⟨

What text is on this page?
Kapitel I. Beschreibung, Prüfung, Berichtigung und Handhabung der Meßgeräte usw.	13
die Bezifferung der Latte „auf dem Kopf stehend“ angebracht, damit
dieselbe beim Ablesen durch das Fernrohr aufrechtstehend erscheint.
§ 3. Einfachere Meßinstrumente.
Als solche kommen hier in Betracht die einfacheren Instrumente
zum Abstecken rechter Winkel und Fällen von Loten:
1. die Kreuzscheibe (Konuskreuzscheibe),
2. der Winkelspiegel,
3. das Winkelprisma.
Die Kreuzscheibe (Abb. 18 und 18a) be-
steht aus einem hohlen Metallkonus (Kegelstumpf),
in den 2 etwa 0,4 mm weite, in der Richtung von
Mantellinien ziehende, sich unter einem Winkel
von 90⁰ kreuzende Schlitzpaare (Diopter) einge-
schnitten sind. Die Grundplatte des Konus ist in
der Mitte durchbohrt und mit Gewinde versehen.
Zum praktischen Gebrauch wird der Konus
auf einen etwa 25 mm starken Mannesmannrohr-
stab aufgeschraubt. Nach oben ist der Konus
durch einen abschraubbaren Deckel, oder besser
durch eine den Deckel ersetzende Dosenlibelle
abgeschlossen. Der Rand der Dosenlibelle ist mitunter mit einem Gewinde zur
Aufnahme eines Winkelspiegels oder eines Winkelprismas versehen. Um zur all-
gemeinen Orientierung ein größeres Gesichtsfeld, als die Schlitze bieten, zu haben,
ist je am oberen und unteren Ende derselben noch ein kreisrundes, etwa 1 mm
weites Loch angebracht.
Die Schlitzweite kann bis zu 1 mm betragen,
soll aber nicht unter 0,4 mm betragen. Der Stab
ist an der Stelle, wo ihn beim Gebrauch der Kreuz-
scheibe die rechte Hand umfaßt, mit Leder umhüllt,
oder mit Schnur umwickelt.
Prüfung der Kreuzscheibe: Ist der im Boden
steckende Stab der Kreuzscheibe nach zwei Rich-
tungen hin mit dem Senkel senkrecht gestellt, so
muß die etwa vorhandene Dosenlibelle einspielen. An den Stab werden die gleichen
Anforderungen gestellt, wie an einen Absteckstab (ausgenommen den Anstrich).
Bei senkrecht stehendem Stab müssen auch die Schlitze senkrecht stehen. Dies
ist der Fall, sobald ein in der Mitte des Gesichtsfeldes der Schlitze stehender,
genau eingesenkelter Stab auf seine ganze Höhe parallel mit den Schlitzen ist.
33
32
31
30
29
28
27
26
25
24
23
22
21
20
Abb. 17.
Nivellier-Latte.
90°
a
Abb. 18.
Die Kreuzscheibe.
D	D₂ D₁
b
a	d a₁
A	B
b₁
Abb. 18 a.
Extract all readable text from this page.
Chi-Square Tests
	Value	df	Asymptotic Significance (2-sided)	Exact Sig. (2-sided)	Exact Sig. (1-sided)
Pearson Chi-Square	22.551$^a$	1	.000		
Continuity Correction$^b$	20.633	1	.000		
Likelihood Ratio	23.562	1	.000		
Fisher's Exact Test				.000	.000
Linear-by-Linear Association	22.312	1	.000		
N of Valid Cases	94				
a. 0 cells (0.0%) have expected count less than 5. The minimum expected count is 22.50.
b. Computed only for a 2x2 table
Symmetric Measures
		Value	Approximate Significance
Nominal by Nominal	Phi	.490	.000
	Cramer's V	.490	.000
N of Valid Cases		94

⟩

— What you have to do —
Starting from the data above, filter for lines with "page" and copy each one.

— Output of the task —
What text is on this page?
Extract all readable text from this page.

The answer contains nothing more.